:: REQUEST ::
Repeat each entry exactly and drop the pictures.

:: Saved data entries ::
· · · · · · ·

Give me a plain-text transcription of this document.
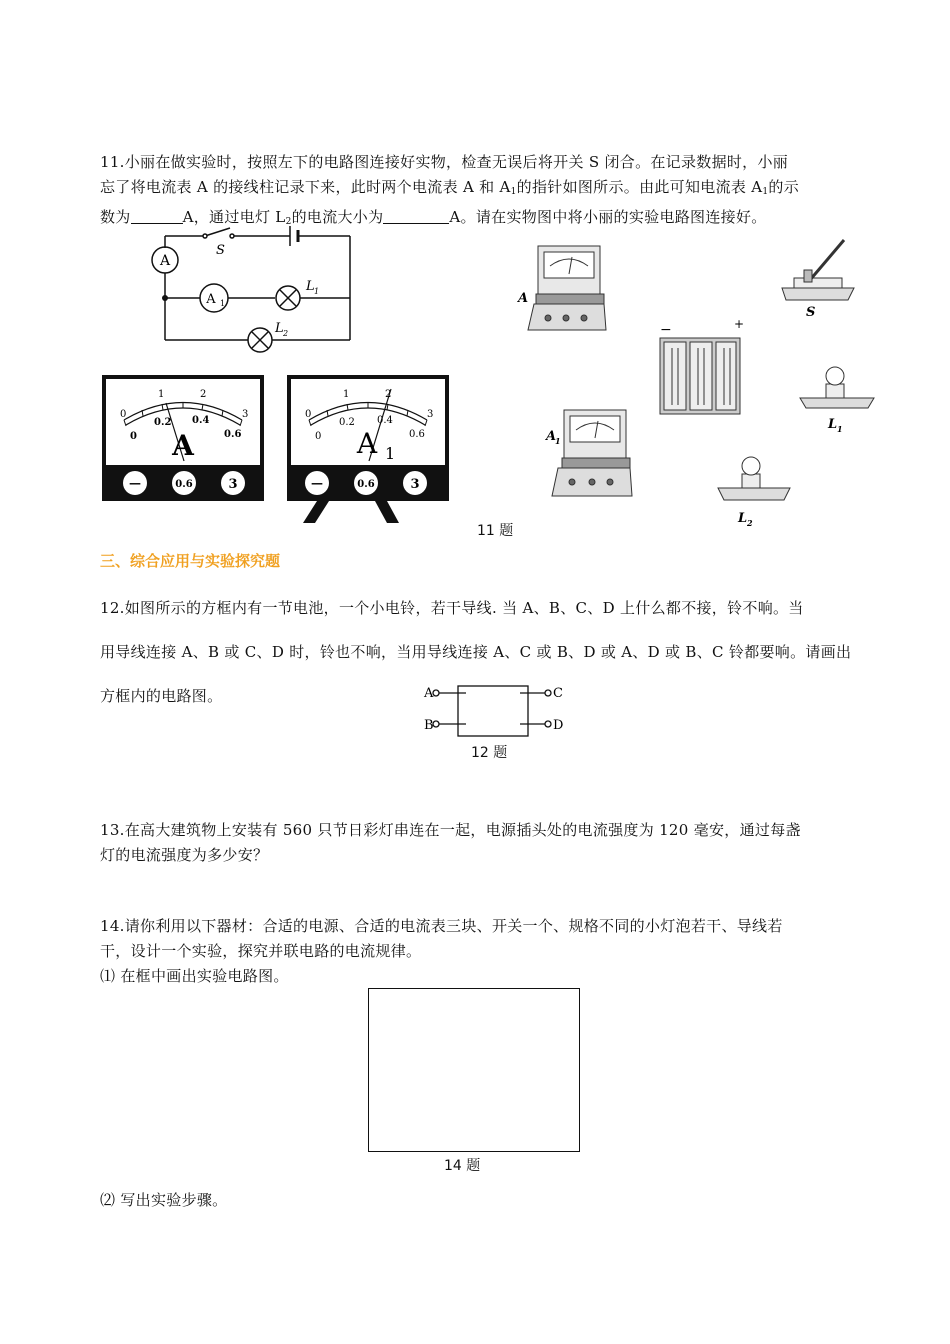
11.小丽在做实验时，按照左下的电路图连接好实物，检查无误后将开关 S 闭合。在记录数据时，小丽
忘了将电流表 A 的接线柱记录下来，此时两个电流表 A 和 $A_1$的指针如图所示。由此可知电流表 $A_1$的示
数为	A，通过电灯 $L_2$的电流大小为	A。请在实物图中将小丽的实验电路图连接好。
A
A 1
S
L 1
L 2
0
1	2
3
0
0.2 0.4
0.6
A
—	0.6	3
0
1	2
3
0
0.2 0.4
0.6
A 1
—	0.6	3
A
S
−	+
L 1
A
1
L 2
11 题
三、综合应用与实验探究题
12.如图所示的方框内有一节电池，一个小电铃，若干导线. 当 A、B、C、D 上什么都不接，铃不响。当
用导线连接 A、B 或 C、D 时，铃也不响，当用导线连接 A、C 或 B、D 或 A、D 或 B、C 铃都要响。请画出
方框内的电路图。	A
B
C
D
12 题
13.在高大建筑物上安装有 560 只节日彩灯串连在一起，电源插头处的电流强度为 120 毫安，通过每盏
灯的电流强度为多少安？
14.请你利用以下器材：合适的电源、合适的电流表三块、开关一个、规格不同的小灯泡若干、导线若
干，设计一个实验，探究并联电路的电流规律。
⑴ 在框中画出实验电路图。
14 题
⑵ 写出实验步骤。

· · · · · · ·

:: WORKED ANSWER ::
Give me a plain-text transcription of this document.
11.小丽在做实验时，按照左下的电路图连接好实物，检查无误后将开关 S 闭合。在记录数据时，小丽
忘了将电流表 A 的接线柱记录下来，此时两个电流表 A 和 $A_1$的指针如图所示。由此可知电流表 $A_1$的示
数为	A，通过电灯 $L_2$的电流大小为	A。请在实物图中将小丽的实验电路图连接好。
A
A 1
S
L 1
L 2
0
1	2
3
0
0.2 0.4
0.6
A
—	0.6	3
0
1	2
3
0
0.2 0.4
0.6
A 1
—	0.6	3
A
S
−	+
L 1
A
1
L 2
11 题
三、综合应用与实验探究题
12.如图所示的方框内有一节电池，一个小电铃，若干导线. 当 A、B、C、D 上什么都不接，铃不响。当
用导线连接 A、B 或 C、D 时，铃也不响，当用导线连接 A、C 或 B、D 或 A、D 或 B、C 铃都要响。请画出
方框内的电路图。	A
B
C
D
12 题
13.在高大建筑物上安装有 560 只节日彩灯串连在一起，电源插头处的电流强度为 120 毫安，通过每盏
灯的电流强度为多少安？
14.请你利用以下器材：合适的电源、合适的电流表三块、开关一个、规格不同的小灯泡若干、导线若
干，设计一个实验，探究并联电路的电流规律。
⑴ 在框中画出实验电路图。
14 题
⑵ 写出实验步骤。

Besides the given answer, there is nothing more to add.